### Your objective:
In the data, from the start up to and including the line containing "Polygon shape — [452, 82, 490, 282]", switch every "Circle shape" to "Round marker". Give those lines again with nothing else changed.

* START Provided material *

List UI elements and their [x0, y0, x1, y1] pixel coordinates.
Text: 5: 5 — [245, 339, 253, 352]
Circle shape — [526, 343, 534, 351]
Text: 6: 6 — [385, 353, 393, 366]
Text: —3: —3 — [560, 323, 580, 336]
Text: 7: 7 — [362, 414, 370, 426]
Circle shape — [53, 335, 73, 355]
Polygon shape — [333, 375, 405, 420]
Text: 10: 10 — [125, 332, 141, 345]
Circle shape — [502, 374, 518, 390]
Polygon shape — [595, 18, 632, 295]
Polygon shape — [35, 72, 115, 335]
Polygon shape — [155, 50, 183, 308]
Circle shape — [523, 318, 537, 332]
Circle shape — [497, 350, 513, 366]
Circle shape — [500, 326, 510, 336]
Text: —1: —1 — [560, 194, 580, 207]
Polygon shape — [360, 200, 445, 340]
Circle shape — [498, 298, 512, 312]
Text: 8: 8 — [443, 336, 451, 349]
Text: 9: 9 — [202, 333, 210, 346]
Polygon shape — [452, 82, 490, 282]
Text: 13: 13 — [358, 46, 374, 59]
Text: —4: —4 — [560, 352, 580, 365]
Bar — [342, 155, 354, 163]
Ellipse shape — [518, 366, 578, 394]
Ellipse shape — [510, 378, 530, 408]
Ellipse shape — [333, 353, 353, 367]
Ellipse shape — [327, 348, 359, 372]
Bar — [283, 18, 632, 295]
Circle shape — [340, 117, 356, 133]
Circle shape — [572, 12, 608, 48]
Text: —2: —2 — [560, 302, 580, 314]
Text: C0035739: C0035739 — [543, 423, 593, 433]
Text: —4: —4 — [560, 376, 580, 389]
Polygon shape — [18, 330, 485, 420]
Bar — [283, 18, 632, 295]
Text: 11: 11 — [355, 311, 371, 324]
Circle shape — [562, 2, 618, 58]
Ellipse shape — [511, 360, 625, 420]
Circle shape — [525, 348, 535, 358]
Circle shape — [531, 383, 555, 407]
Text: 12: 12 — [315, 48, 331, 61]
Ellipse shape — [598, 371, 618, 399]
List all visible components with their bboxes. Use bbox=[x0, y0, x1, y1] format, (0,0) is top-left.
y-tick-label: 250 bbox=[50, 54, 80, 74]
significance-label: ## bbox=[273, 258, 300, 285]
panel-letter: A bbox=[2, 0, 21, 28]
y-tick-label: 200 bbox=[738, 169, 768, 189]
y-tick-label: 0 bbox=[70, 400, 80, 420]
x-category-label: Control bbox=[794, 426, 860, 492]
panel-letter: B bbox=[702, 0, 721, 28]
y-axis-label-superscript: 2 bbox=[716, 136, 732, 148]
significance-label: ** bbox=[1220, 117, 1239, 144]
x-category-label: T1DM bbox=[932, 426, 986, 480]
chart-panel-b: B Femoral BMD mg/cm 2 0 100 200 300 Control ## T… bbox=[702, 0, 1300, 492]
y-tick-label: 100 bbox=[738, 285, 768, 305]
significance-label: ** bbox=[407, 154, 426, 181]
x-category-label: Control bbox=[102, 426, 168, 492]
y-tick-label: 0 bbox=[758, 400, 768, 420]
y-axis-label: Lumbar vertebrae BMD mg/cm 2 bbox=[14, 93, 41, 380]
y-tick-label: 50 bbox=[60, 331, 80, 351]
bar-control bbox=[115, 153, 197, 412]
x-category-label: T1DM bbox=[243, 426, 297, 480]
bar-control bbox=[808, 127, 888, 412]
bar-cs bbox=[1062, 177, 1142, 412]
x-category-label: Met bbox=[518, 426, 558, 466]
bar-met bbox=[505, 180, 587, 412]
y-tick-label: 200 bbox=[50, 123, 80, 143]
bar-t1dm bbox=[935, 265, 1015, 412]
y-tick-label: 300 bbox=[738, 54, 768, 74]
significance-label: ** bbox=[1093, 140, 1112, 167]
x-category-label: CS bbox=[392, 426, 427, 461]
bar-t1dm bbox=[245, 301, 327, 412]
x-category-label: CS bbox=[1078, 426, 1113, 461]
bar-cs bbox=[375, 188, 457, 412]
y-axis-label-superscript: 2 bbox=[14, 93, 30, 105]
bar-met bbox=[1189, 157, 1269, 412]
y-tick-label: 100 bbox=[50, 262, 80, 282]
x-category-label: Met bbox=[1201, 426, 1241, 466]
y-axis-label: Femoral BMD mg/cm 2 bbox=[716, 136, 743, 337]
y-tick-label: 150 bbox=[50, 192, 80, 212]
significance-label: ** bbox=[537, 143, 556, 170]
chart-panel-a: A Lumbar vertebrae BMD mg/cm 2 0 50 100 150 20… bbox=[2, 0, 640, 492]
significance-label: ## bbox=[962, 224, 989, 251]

* END Provided material *

### Final result:
List UI elements and their [x0, y0, x1, y1] pixel coordinates.
Text: 5: 5 — [245, 339, 253, 352]
Round marker — [526, 343, 534, 351]
Text: 6: 6 — [385, 353, 393, 366]
Text: —3: —3 — [560, 323, 580, 336]
Text: 7: 7 — [362, 414, 370, 426]
Round marker — [53, 335, 73, 355]
Polygon shape — [333, 375, 405, 420]
Text: 10: 10 — [125, 332, 141, 345]
Round marker — [502, 374, 518, 390]
Polygon shape — [595, 18, 632, 295]
Polygon shape — [35, 72, 115, 335]
Polygon shape — [155, 50, 183, 308]
Round marker — [523, 318, 537, 332]
Round marker — [497, 350, 513, 366]
Round marker — [500, 326, 510, 336]
Text: —1: —1 — [560, 194, 580, 207]
Polygon shape — [360, 200, 445, 340]
Round marker — [498, 298, 512, 312]
Text: 8: 8 — [443, 336, 451, 349]
Text: 9: 9 — [202, 333, 210, 346]
Polygon shape — [452, 82, 490, 282]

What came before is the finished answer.